Copy every line from the data below in which the string "selector" can be found.

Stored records

Begin

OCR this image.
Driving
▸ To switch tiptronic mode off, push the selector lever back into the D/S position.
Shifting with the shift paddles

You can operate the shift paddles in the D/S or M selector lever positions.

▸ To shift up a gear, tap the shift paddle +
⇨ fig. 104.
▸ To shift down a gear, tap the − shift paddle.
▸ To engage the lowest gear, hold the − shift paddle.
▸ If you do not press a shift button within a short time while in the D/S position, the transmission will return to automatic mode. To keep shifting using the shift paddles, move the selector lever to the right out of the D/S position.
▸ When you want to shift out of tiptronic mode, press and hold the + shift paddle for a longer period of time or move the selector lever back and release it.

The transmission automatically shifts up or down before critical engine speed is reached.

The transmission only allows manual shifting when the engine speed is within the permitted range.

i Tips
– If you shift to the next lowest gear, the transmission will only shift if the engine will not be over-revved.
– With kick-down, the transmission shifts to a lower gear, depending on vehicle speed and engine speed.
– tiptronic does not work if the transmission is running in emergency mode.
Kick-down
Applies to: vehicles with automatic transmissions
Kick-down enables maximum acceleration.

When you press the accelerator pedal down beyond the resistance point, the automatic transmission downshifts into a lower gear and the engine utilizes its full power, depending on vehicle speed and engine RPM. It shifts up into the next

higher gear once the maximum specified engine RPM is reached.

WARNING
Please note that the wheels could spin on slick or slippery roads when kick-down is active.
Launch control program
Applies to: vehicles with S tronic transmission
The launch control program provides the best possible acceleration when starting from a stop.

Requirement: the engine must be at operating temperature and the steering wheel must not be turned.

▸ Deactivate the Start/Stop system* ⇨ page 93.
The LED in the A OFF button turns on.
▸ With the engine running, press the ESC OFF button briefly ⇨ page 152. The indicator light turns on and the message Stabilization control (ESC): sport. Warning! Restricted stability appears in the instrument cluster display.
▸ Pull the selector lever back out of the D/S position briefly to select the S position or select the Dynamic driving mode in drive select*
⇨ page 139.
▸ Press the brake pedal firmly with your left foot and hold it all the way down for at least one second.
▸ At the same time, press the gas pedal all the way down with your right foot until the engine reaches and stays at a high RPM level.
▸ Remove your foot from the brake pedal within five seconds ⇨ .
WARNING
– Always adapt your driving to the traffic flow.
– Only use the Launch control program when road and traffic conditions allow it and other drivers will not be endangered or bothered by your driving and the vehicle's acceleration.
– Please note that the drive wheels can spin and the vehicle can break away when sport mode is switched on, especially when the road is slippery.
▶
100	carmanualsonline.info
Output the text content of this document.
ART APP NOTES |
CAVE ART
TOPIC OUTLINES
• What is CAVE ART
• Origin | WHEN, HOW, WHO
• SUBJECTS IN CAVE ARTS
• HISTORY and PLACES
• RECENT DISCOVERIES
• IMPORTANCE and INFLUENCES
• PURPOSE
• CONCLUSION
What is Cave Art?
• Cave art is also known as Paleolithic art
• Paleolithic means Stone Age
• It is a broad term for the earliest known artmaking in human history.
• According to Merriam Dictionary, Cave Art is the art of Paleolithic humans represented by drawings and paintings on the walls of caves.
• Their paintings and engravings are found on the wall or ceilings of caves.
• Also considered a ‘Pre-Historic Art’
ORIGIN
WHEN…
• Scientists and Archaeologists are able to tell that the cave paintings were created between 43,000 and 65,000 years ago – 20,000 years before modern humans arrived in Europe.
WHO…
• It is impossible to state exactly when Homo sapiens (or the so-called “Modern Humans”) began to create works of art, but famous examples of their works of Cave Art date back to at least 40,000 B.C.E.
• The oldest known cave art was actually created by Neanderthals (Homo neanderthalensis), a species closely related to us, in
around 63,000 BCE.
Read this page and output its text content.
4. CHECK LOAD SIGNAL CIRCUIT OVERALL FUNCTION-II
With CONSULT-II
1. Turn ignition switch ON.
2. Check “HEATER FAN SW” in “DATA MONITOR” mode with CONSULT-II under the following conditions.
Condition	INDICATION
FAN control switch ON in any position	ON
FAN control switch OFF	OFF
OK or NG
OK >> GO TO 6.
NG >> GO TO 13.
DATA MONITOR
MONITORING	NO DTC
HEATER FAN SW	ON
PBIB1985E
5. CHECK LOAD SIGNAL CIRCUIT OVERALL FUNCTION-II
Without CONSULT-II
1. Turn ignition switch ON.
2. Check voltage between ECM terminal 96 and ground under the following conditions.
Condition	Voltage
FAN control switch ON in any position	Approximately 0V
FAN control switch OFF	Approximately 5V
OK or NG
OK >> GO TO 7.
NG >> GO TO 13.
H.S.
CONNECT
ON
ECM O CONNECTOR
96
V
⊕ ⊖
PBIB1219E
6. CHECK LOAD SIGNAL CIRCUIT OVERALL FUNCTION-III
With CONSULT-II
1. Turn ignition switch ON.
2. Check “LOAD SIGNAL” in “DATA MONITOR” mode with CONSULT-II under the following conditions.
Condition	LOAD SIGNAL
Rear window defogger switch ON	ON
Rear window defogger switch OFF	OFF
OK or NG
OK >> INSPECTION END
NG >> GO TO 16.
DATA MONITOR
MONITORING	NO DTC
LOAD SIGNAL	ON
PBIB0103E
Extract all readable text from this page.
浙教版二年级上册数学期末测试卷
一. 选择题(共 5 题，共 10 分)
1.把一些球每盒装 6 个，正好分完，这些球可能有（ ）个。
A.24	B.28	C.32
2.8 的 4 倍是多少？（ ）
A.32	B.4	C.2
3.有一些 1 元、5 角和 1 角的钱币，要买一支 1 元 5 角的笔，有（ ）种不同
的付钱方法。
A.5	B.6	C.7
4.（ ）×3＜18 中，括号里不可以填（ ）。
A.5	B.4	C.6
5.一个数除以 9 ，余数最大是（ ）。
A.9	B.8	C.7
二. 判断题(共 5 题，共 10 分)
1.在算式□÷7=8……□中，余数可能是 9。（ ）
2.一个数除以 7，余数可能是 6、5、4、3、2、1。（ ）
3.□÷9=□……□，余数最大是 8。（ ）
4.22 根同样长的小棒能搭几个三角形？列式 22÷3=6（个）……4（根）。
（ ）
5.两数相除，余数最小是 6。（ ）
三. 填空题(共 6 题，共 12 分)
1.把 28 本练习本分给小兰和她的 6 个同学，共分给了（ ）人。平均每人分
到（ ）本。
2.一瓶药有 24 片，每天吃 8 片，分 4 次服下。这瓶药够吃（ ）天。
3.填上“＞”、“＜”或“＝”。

End

*Solution to this exercise*
▸ To switch tiptronic mode off, push the selector lever back into the D/S position.
You can operate the shift paddles in the D/S or M selector lever positions.
▸ If you do not press a shift button within a short time while in the D/S position, the transmission will return to automatic mode. To keep shifting using the shift paddles, move the selector lever to the right out of the D/S position.
▸ When you want to shift out of tiptronic mode, press and hold the + shift paddle for a longer period of time or move the selector lever back and release it.
▸ Pull the selector lever back out of the D/S position briefly to select the S position or select the Dynamic driving mode in drive select*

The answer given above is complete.